(Dataset excerpt)
********

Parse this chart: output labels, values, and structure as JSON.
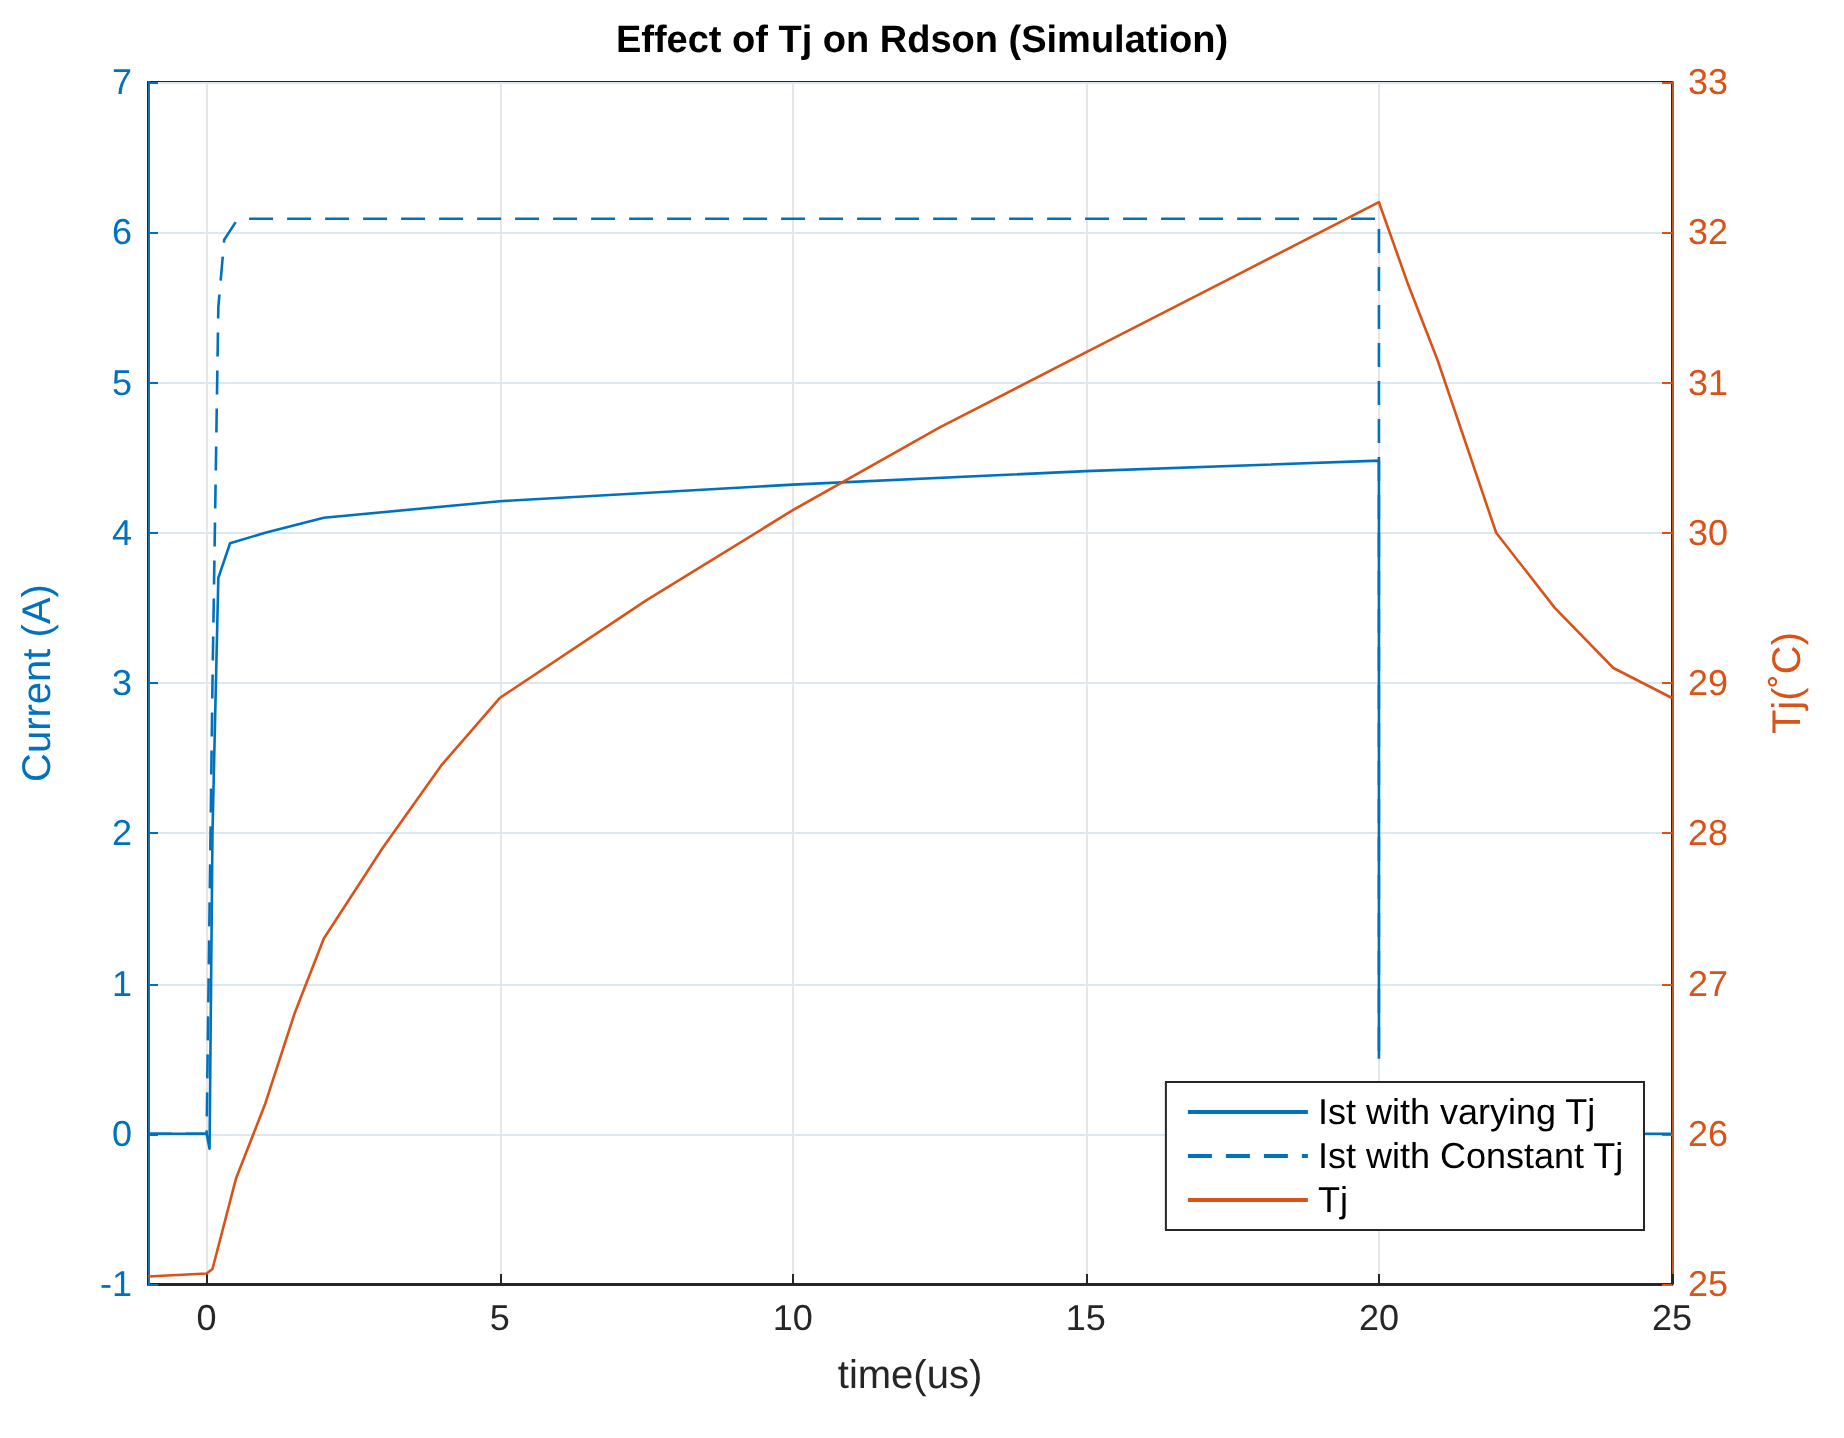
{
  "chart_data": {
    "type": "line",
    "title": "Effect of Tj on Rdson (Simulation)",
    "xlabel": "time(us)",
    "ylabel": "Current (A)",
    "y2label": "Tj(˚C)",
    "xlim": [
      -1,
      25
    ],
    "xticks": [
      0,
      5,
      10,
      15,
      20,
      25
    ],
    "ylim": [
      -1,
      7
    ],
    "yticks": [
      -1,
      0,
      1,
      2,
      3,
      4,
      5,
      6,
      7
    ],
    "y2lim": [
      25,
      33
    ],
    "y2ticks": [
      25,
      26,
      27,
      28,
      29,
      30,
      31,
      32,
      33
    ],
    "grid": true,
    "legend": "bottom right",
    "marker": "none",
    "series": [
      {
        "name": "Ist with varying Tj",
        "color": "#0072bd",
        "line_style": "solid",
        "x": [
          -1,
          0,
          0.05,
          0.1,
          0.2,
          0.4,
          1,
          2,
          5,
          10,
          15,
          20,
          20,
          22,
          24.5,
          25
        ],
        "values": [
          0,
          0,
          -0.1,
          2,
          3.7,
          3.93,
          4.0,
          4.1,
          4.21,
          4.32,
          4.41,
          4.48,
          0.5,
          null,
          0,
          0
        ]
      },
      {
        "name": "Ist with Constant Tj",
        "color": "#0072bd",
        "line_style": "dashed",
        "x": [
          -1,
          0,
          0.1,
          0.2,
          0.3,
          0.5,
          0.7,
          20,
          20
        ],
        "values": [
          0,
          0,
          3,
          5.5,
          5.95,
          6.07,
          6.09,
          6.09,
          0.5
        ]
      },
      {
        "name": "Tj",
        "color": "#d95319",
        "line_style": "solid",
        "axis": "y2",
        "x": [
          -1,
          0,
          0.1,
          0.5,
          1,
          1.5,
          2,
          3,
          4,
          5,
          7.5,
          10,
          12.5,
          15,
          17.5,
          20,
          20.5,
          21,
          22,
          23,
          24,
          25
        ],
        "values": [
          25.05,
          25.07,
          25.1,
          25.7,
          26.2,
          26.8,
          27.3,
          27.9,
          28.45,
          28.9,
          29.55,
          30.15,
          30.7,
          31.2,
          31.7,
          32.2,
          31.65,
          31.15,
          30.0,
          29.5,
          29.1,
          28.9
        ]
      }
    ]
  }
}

********

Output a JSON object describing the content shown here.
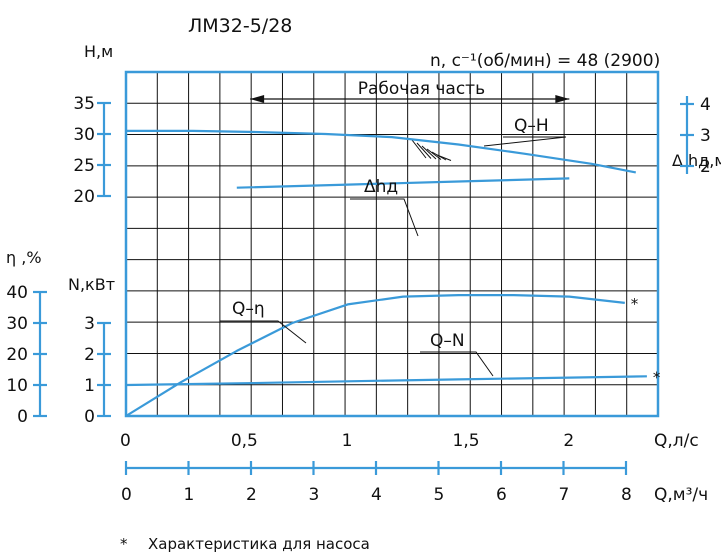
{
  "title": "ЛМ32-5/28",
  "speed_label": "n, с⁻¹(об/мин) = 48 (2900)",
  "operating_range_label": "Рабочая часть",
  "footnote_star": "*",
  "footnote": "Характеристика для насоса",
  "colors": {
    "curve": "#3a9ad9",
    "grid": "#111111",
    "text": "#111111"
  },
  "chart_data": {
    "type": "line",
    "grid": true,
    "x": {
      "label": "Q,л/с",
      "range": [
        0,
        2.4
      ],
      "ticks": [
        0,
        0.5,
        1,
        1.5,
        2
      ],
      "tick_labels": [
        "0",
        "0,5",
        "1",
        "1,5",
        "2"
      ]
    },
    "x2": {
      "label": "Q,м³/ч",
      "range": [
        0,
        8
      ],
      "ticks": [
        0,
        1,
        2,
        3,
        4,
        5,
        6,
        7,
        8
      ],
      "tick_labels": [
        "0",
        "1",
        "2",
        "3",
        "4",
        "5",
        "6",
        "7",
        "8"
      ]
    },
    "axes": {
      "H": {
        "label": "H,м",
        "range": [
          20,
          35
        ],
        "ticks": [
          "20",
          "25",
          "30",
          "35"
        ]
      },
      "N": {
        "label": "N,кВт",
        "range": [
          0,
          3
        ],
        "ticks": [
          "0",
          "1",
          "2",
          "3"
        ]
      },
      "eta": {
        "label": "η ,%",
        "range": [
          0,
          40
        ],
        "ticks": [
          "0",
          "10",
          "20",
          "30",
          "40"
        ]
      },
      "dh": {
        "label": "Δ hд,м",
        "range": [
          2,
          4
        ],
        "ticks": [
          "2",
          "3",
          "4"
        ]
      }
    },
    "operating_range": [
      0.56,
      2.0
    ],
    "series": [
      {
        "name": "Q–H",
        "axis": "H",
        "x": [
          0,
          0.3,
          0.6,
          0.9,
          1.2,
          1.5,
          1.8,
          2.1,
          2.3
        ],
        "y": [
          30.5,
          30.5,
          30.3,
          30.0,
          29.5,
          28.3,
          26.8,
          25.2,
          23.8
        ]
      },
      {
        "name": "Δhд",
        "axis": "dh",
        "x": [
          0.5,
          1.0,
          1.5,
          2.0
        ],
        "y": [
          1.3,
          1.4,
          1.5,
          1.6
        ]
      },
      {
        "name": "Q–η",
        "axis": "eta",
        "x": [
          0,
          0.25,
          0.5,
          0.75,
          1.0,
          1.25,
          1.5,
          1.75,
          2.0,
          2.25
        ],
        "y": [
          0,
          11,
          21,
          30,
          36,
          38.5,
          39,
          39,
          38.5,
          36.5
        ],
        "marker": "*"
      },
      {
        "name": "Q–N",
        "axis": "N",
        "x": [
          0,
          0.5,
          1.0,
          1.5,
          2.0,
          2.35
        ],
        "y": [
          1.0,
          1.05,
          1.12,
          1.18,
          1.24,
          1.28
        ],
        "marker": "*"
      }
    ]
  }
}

********

Extract all lines from the material above that include the word "name".

        "name": "Ist with varying Tj",
        "name": "Ist with Constant Tj",
        "name": "Tj",
        "name": "Q–H",
        "name": "Δhд",
        "name": "Q–η",
        "name": "Q–N",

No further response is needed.